REQUEST ▸
Hunt for the word "novembre" across the entries below, copying each line that holds it.

GIVEN RECORDS ▸
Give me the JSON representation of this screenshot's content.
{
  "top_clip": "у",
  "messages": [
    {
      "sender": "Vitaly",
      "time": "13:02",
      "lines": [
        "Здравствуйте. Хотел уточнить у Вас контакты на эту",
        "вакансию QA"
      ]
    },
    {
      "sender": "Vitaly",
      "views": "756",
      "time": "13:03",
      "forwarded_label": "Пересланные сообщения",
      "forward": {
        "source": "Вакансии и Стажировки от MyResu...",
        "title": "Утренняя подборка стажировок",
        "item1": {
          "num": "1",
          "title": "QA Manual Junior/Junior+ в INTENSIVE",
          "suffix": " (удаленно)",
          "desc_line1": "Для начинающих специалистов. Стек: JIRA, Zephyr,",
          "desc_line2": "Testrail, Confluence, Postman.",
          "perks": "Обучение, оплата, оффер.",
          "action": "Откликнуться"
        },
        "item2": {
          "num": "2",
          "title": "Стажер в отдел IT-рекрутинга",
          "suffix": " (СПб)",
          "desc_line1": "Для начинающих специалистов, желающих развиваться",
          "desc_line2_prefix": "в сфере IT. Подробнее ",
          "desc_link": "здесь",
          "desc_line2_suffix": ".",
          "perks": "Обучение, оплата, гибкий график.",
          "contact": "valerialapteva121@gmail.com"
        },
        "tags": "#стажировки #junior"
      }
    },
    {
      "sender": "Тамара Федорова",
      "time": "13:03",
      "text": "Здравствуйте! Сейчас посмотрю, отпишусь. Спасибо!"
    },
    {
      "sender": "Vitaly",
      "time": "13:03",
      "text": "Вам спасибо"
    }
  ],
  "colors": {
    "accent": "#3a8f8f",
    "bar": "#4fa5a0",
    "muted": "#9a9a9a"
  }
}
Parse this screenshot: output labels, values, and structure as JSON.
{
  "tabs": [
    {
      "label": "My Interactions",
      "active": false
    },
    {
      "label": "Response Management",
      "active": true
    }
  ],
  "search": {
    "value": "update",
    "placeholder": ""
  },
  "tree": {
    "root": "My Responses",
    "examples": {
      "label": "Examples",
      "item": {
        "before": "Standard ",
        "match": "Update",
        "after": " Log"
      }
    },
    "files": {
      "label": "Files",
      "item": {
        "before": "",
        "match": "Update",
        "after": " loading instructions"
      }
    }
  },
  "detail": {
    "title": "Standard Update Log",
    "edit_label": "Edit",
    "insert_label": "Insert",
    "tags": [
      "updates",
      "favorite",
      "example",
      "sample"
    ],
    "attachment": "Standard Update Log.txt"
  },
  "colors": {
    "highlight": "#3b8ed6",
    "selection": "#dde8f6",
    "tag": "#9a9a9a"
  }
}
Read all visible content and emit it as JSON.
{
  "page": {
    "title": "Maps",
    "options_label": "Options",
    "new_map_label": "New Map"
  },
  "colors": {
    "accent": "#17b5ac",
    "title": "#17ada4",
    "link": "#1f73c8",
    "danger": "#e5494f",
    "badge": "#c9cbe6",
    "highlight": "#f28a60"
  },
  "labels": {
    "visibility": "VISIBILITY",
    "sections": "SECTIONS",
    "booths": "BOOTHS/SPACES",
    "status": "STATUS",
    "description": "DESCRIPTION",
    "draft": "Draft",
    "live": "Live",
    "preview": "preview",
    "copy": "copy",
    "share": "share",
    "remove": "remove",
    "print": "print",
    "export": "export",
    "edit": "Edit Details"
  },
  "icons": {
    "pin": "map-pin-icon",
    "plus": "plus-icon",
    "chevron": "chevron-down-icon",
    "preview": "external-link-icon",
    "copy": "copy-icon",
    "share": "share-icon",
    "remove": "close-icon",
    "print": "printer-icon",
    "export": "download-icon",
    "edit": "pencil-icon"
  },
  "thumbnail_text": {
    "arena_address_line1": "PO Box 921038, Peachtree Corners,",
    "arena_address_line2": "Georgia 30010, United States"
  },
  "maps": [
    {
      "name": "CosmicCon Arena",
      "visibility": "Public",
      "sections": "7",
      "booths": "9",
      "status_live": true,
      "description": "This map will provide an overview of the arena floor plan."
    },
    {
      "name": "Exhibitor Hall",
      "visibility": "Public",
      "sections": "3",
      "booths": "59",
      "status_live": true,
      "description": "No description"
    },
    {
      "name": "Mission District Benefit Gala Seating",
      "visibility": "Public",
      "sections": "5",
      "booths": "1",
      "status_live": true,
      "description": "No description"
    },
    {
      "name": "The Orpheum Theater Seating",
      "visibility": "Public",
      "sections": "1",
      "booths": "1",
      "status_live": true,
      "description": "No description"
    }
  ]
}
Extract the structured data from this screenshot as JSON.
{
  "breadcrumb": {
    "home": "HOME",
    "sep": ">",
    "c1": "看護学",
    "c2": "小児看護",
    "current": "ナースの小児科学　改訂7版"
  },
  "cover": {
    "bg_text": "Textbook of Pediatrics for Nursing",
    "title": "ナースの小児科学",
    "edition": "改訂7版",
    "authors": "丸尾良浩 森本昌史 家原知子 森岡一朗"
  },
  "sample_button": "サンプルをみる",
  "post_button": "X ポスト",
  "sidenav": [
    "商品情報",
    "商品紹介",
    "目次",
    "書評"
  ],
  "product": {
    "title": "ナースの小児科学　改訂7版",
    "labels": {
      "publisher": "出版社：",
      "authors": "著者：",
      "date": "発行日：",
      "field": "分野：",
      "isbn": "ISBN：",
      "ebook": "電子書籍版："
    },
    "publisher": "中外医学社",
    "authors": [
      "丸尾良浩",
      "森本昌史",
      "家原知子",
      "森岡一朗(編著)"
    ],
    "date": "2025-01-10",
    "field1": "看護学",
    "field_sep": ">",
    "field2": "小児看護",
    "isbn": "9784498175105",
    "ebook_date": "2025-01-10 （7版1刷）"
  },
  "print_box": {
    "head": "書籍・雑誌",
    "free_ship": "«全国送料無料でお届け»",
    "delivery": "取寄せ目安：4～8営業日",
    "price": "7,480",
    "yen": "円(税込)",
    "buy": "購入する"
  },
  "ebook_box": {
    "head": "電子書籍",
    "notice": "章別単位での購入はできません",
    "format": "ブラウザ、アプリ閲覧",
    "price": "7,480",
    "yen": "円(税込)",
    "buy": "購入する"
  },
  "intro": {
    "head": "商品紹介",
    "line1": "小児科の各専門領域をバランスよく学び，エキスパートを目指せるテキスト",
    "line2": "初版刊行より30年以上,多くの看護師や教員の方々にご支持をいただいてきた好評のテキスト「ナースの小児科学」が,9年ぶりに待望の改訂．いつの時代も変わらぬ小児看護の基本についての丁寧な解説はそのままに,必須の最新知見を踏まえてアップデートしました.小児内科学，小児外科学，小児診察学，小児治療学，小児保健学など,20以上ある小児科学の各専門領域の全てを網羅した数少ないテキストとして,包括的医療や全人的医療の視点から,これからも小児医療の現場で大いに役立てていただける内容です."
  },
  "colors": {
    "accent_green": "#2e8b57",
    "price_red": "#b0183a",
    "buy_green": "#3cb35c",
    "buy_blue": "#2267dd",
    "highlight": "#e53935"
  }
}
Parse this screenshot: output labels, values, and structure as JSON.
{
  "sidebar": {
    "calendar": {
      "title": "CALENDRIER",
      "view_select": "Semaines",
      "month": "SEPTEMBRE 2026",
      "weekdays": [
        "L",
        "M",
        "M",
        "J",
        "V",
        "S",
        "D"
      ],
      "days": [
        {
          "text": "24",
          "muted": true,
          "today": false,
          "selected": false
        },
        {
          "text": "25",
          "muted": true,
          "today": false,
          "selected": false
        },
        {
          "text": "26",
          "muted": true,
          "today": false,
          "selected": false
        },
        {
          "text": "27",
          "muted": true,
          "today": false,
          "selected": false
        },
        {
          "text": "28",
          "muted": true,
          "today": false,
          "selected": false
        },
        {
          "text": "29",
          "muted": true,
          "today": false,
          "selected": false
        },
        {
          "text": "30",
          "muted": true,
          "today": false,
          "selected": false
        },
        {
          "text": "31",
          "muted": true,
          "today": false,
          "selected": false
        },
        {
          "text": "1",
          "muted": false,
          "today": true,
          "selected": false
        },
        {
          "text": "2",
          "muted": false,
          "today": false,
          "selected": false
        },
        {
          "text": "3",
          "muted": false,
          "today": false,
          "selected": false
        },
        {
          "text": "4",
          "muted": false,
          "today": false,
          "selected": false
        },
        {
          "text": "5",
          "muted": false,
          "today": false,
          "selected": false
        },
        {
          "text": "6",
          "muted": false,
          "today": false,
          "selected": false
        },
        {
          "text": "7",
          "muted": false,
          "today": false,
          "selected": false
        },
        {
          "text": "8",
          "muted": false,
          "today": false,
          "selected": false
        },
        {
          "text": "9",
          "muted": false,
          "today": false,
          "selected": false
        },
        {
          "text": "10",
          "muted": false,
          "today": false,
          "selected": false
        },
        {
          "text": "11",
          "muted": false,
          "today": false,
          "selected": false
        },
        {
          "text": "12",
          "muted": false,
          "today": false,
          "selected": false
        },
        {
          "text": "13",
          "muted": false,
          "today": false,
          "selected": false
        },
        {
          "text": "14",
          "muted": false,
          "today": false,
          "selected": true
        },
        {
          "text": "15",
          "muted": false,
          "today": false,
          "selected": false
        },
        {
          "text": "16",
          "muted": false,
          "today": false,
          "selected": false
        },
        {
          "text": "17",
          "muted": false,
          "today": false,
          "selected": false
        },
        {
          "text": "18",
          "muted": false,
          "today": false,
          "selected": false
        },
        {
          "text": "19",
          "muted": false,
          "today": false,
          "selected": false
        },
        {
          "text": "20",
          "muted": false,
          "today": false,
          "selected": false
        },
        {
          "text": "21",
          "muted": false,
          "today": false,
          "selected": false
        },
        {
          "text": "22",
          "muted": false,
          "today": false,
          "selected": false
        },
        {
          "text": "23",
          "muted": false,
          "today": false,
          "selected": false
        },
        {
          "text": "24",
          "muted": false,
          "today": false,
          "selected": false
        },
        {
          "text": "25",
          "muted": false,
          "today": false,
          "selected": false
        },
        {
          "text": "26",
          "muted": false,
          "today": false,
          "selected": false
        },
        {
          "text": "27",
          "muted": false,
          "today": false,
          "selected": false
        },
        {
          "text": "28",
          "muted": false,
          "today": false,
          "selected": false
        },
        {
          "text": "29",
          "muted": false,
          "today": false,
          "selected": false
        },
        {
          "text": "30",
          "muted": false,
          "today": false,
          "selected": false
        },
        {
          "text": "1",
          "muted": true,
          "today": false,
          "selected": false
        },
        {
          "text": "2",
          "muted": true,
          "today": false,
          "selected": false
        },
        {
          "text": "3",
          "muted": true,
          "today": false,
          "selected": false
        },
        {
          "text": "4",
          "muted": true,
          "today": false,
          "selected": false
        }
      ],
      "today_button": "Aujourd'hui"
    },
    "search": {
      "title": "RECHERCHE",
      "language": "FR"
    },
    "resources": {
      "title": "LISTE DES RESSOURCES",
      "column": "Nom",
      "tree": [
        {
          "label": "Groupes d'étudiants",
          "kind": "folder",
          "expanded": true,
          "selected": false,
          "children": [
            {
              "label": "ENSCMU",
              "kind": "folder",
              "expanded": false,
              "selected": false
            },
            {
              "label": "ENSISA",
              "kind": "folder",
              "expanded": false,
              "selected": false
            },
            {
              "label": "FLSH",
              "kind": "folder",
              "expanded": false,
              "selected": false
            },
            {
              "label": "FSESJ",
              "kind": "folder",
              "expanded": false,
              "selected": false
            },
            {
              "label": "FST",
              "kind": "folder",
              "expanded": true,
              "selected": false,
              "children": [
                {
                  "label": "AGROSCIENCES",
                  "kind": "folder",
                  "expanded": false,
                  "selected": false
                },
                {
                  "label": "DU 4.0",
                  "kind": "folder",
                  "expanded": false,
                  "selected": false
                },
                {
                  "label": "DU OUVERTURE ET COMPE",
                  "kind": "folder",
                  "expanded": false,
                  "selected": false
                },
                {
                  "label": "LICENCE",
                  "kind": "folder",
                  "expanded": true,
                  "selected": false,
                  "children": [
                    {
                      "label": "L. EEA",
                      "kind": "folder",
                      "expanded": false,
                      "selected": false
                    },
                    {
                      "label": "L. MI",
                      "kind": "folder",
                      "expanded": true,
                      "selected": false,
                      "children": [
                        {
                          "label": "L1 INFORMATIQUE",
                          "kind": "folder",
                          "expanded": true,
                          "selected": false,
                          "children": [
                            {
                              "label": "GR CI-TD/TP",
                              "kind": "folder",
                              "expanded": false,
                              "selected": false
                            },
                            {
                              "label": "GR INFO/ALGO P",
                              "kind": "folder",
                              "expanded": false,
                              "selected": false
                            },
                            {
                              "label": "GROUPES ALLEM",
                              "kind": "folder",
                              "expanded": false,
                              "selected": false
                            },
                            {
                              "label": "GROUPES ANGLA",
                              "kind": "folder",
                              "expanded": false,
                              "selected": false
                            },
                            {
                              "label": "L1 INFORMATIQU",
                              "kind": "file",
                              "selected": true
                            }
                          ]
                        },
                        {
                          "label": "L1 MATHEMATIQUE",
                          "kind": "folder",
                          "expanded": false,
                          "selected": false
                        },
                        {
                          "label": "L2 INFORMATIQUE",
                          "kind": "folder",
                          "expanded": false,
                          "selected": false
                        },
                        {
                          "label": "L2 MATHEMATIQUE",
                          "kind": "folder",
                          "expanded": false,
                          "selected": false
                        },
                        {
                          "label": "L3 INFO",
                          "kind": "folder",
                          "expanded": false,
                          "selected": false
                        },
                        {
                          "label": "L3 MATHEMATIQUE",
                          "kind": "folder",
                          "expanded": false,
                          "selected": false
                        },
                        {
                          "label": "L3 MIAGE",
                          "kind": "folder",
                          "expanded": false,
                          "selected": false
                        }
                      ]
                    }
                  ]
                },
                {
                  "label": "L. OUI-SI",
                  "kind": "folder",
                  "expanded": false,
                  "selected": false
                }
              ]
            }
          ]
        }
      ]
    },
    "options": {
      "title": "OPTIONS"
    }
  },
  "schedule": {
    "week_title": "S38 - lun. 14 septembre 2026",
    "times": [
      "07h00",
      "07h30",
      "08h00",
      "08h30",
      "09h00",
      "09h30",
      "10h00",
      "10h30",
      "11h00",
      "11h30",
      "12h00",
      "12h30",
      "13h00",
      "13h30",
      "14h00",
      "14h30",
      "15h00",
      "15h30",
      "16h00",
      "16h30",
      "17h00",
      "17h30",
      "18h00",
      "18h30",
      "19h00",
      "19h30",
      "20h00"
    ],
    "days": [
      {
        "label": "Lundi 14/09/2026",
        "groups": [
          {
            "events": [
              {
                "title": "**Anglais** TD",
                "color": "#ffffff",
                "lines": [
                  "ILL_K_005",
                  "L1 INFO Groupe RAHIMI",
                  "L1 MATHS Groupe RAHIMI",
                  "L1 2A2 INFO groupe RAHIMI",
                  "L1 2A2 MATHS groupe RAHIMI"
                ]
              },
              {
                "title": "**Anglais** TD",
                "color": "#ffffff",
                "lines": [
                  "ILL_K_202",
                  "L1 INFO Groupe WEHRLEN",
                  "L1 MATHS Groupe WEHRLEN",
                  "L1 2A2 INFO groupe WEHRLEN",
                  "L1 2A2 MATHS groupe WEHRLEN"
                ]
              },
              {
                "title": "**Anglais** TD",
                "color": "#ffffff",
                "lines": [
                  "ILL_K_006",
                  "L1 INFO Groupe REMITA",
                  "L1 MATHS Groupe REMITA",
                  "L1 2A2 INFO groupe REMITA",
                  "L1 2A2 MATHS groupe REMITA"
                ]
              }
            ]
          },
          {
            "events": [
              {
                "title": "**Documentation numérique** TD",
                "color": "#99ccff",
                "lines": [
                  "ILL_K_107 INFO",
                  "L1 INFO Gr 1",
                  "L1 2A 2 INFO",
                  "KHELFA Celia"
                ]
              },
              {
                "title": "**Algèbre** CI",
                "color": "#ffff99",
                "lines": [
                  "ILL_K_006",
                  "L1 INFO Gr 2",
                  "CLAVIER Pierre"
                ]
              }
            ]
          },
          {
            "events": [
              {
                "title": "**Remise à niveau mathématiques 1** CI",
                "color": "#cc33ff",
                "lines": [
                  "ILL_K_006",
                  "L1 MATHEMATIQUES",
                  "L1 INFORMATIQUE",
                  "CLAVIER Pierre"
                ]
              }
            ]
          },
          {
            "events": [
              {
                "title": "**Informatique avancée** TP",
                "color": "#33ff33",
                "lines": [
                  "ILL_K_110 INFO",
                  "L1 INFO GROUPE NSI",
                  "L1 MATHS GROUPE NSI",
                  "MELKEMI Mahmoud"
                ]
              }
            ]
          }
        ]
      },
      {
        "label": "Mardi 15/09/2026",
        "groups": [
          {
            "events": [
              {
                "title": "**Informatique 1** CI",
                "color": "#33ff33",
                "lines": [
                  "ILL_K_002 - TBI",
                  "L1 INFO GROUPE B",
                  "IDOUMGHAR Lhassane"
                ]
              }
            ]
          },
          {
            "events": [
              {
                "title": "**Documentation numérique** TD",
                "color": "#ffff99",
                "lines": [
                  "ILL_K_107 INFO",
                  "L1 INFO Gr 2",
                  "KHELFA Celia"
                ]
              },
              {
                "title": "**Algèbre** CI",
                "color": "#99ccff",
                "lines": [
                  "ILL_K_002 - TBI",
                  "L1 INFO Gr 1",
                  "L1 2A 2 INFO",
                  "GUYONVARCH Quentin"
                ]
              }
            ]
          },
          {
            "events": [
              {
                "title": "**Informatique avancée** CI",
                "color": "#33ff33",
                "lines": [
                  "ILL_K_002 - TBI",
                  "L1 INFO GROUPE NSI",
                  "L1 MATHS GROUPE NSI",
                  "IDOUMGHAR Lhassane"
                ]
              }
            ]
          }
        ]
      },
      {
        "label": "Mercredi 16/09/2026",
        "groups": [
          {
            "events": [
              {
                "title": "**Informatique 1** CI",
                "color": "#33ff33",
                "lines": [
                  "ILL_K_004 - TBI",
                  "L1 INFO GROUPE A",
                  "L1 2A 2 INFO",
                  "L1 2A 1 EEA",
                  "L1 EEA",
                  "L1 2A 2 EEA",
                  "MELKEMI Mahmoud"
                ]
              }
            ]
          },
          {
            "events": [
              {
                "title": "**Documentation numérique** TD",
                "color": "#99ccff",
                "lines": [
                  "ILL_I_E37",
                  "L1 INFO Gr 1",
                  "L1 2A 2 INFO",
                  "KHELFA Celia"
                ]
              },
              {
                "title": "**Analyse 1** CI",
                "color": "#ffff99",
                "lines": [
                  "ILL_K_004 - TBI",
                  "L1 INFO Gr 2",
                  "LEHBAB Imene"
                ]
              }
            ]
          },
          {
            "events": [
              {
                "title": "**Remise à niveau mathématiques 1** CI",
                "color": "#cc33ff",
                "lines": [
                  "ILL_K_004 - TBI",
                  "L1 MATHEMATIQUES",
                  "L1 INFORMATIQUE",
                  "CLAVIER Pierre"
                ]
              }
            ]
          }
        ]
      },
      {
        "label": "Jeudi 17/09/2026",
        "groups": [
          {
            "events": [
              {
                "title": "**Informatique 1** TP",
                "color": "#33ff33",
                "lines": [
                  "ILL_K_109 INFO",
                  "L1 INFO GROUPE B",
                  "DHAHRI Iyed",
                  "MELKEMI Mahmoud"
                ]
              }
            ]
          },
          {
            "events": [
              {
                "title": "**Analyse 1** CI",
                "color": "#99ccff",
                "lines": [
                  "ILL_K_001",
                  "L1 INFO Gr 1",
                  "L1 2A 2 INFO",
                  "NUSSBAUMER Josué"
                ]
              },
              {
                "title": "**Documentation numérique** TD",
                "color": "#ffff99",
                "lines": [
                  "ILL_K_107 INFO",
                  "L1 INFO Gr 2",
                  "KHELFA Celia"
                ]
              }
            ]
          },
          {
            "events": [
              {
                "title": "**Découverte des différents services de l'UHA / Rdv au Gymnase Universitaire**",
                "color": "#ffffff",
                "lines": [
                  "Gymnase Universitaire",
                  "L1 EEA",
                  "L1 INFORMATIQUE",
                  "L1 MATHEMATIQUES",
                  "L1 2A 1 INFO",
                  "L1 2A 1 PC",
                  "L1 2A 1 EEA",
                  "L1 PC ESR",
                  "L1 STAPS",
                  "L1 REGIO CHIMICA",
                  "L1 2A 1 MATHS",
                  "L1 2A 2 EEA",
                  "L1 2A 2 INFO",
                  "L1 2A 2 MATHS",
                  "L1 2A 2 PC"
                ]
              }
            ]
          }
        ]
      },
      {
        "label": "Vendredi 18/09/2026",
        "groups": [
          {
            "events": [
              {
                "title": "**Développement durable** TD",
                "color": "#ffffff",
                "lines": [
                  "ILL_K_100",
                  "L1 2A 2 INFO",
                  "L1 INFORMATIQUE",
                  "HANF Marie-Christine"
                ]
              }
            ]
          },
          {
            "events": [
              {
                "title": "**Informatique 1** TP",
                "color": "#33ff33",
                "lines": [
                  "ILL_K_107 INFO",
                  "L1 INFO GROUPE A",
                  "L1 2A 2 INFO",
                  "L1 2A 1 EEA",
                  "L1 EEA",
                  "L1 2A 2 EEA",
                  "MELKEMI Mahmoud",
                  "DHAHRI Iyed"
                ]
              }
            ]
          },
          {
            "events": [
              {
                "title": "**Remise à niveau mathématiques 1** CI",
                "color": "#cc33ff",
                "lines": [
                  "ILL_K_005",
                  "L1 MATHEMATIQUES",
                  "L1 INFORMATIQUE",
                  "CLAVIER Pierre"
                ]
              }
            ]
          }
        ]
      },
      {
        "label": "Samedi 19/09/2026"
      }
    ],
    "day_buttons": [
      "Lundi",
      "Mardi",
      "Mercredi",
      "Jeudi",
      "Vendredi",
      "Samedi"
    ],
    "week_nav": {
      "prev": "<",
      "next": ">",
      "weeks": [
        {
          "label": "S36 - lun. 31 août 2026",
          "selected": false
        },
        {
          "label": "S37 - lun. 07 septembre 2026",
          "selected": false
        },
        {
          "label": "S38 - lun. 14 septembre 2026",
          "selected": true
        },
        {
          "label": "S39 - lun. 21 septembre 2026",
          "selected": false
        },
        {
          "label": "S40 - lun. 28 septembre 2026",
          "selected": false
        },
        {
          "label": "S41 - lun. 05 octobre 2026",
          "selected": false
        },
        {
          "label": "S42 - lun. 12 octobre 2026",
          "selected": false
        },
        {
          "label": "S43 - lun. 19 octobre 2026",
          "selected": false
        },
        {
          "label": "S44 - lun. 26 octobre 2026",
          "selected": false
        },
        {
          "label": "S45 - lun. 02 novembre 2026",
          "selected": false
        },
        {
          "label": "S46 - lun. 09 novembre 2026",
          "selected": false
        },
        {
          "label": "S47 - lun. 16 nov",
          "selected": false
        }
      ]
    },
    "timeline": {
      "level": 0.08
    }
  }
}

RESPONSE BELOW ▸
          "label": "S45 - lun. 02 novembre 2026",
          "label": "S46 - lun. 09 novembre 2026",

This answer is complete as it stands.